**TASK STATEMENT:**
Using the data below, copy each line that includes the word "根据最后一段可知".

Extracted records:
+ + + +
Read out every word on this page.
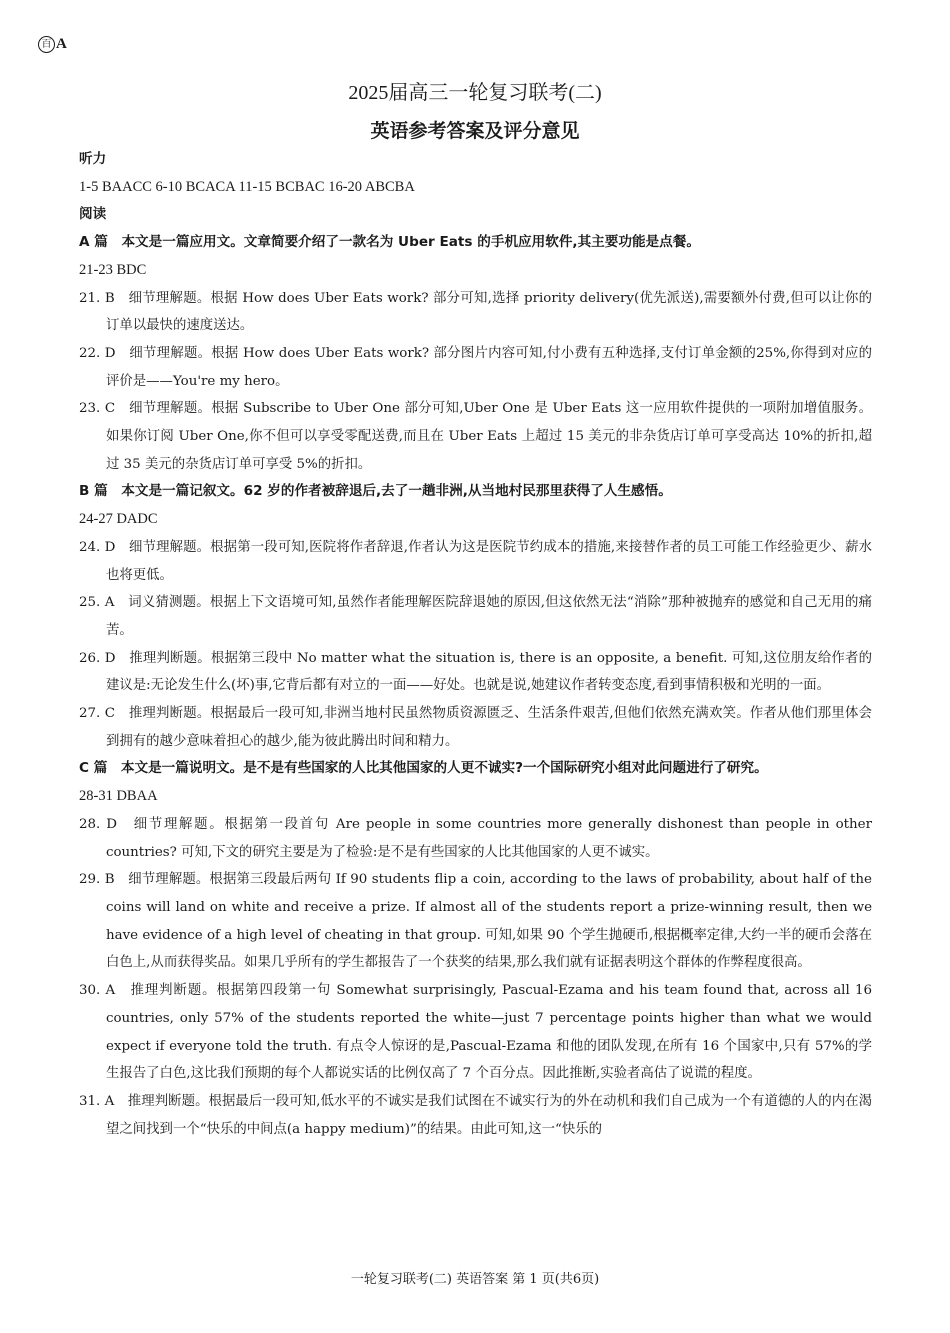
百 A
2025届高三一轮复习联考(二)
英语参考答案及评分意见

听力

1-5 BAACC 6-10 BCACA 11-15 BCBAC 16-20 ABCBA

阅读

A 篇　本文是一篇应用文。文章简要介绍了一款名为 Uber Eats 的手机应用软件,其主要功能是点餐。

21-23 BDC

21. B　细节理解题。根据 How does Uber Eats work? 部分可知,选择 priority delivery(优先派送),需要额外付费,但可以让你的订单以最快的速度送达。

22. D　细节理解题。根据 How does Uber Eats work? 部分图片内容可知,付小费有五种选择,支付订单金额的25%,你得到对应的评价是——You're my hero。

23. C　细节理解题。根据 Subscribe to Uber One 部分可知,Uber One 是 Uber Eats 这一应用软件提供的一项附加增值服务。如果你订阅 Uber One,你不但可以享受零配送费,而且在 Uber Eats 上超过 15 美元的非杂货店订单可享受高达 10%的折扣,超过 35 美元的杂货店订单可享受 5%的折扣。

B 篇　本文是一篇记叙文。62 岁的作者被辞退后,去了一趟非洲,从当地村民那里获得了人生感悟。

24-27 DADC

24. D　细节理解题。根据第一段可知,医院将作者辞退,作者认为这是医院节约成本的措施,来接替作者的员工可能工作经验更少、薪水也将更低。

25. A　词义猜测题。根据上下文语境可知,虽然作者能理解医院辞退她的原因,但这依然无法“消除”那种被抛弃的感觉和自己无用的痛苦。

26. D　推理判断题。根据第三段中 No matter what the situation is, there is an opposite, a benefit. 可知,这位朋友给作者的建议是:无论发生什么(坏)事,它背后都有对立的一面——好处。也就是说,她建议作者转变态度,看到事情积极和光明的一面。

27. C　推理判断题。根据最后一段可知,非洲当地村民虽然物质资源匮乏、生活条件艰苦,但他们依然充满欢笑。作者从他们那里体会到拥有的越少意味着担心的越少,能为彼此腾出时间和精力。

C 篇　本文是一篇说明文。是不是有些国家的人比其他国家的人更不诚实?一个国际研究小组对此问题进行了研究。

28-31 DBAA

28. D　细节理解题。根据第一段首句 Are people in some countries more generally dishonest than people in other countries? 可知,下文的研究主要是为了检验:是不是有些国家的人比其他国家的人更不诚实。

29. B　细节理解题。根据第三段最后两句 If 90 students flip a coin, according to the laws of probability, about half of the coins will land on white and receive a prize. If almost all of the students report a prize-winning result, then we have evidence of a high level of cheating in that group. 可知,如果 90 个学生抛硬币,根据概率定律,大约一半的硬币会落在白色上,从而获得奖品。如果几乎所有的学生都报告了一个获奖的结果,那么我们就有证据表明这个群体的作弊程度很高。

30. A　推理判断题。根据第四段第一句 Somewhat surprisingly, Pascual-Ezama and his team found that, across all 16 countries, only 57% of the students reported the white—just 7 percentage points higher than what we would expect if everyone told the truth. 有点令人惊讶的是,Pascual-Ezama 和他的团队发现,在所有 16 个国家中,只有 57%的学生报告了白色,这比我们预期的每个人都说实话的比例仅高了 7 个百分点。因此推断,实验者高估了说谎的程度。

31. A　推理判断题。根据最后一段可知,低水平的不诚实是我们试图在不诚实行为的外在动机和我们自己成为一个有道德的人的内在渴望之间找到一个“快乐的中间点(a happy medium)”的结果。由此可知,这一“快乐的

一轮复习联考(二) 英语答案 第 1 页(共6页)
+ + + +
**EXERCISE SOLUTION:**
27. C　推理判断题。根据最后一段可知,非洲当地村民虽然物质资源匮乏、生活条件艰苦,但他们依然充满欢笑。作者从他们那里体会到拥有的越少意味着担心的越少,能为彼此腾出时间和精力。
31. A　推理判断题。根据最后一段可知,低水平的不诚实是我们试图在不诚实行为的外在动机和我们自己成为一个有道德的人的内在渴望之间找到一个“快乐的中间点(a happy medium)”的结果。由此可知,这一“快乐的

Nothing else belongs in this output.